Provided data:
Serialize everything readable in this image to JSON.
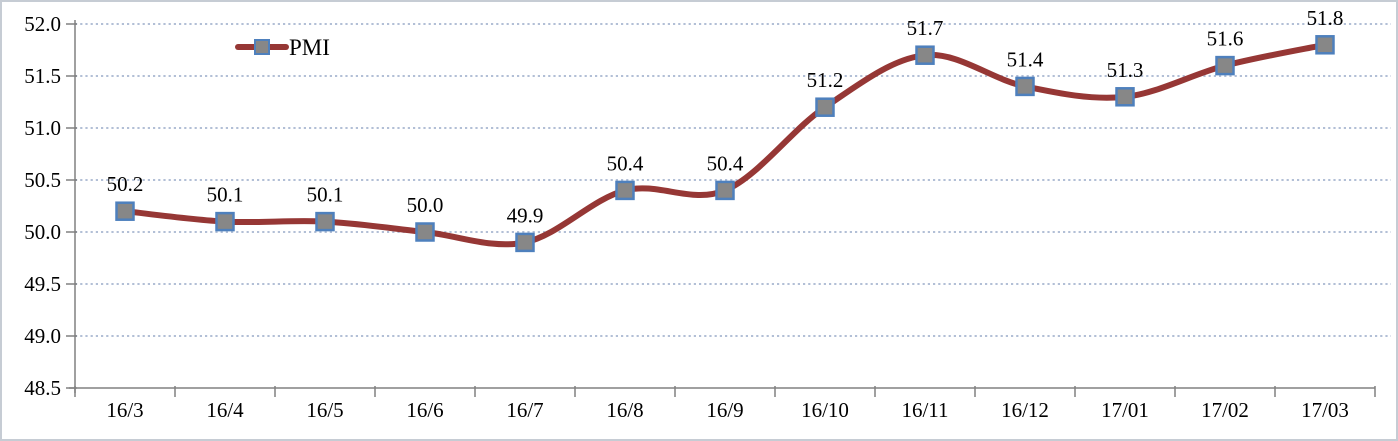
{
  "chart_data": {
    "type": "line",
    "title": "",
    "xlabel": "",
    "ylabel": "",
    "categories": [
      "16/3",
      "16/4",
      "16/5",
      "16/6",
      "16/7",
      "16/8",
      "16/9",
      "16/10",
      "16/11",
      "16/12",
      "17/01",
      "17/02",
      "17/03"
    ],
    "series": [
      {
        "name": "PMI",
        "values": [
          50.2,
          50.1,
          50.1,
          50.0,
          49.9,
          50.4,
          50.4,
          51.2,
          51.7,
          51.4,
          51.3,
          51.6,
          51.8
        ],
        "labels": [
          "50.2",
          "50.1",
          "50.1",
          "50.0",
          "49.9",
          "50.4",
          "50.4",
          "51.2",
          "51.7",
          "51.4",
          "51.3",
          "51.6",
          "51.8"
        ]
      }
    ],
    "ylim": [
      48.5,
      52.0
    ],
    "ytick_step": 0.5,
    "ytick_labels": [
      "48.5",
      "49.0",
      "49.5",
      "50.0",
      "50.5",
      "51.0",
      "51.5",
      "52.0"
    ],
    "grid": "horizontal-dotted",
    "smooth": true,
    "legend_position": "top-inside-left",
    "colors": {
      "line": "#963735",
      "marker_fill": "#878787",
      "marker_border": "#4e80bd",
      "gridline": "#b2bfd6",
      "axis": "#808080",
      "text": "#000000",
      "frame_border": "#c6ccd4",
      "background": "#ffffff"
    }
  }
}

Aim:
Leave out the pictures and retype every line above exactly.

Written answer:
Serialize everything readable in this image to JSON.
{
  "chart_data": {
    "type": "line",
    "title": "",
    "xlabel": "",
    "ylabel": "",
    "categories": [
      "16/3",
      "16/4",
      "16/5",
      "16/6",
      "16/7",
      "16/8",
      "16/9",
      "16/10",
      "16/11",
      "16/12",
      "17/01",
      "17/02",
      "17/03"
    ],
    "series": [
      {
        "name": "PMI",
        "values": [
          50.2,
          50.1,
          50.1,
          50.0,
          49.9,
          50.4,
          50.4,
          51.2,
          51.7,
          51.4,
          51.3,
          51.6,
          51.8
        ],
        "labels": [
          "50.2",
          "50.1",
          "50.1",
          "50.0",
          "49.9",
          "50.4",
          "50.4",
          "51.2",
          "51.7",
          "51.4",
          "51.3",
          "51.6",
          "51.8"
        ]
      }
    ],
    "ylim": [
      48.5,
      52.0
    ],
    "ytick_step": 0.5,
    "ytick_labels": [
      "48.5",
      "49.0",
      "49.5",
      "50.0",
      "50.5",
      "51.0",
      "51.5",
      "52.0"
    ],
    "grid": "horizontal-dotted",
    "smooth": true,
    "legend_position": "top-inside-left",
    "colors": {
      "line": "#963735",
      "marker_fill": "#878787",
      "marker_border": "#4e80bd",
      "gridline": "#b2bfd6",
      "axis": "#808080",
      "text": "#000000",
      "frame_border": "#c6ccd4",
      "background": "#ffffff"
    }
  }
}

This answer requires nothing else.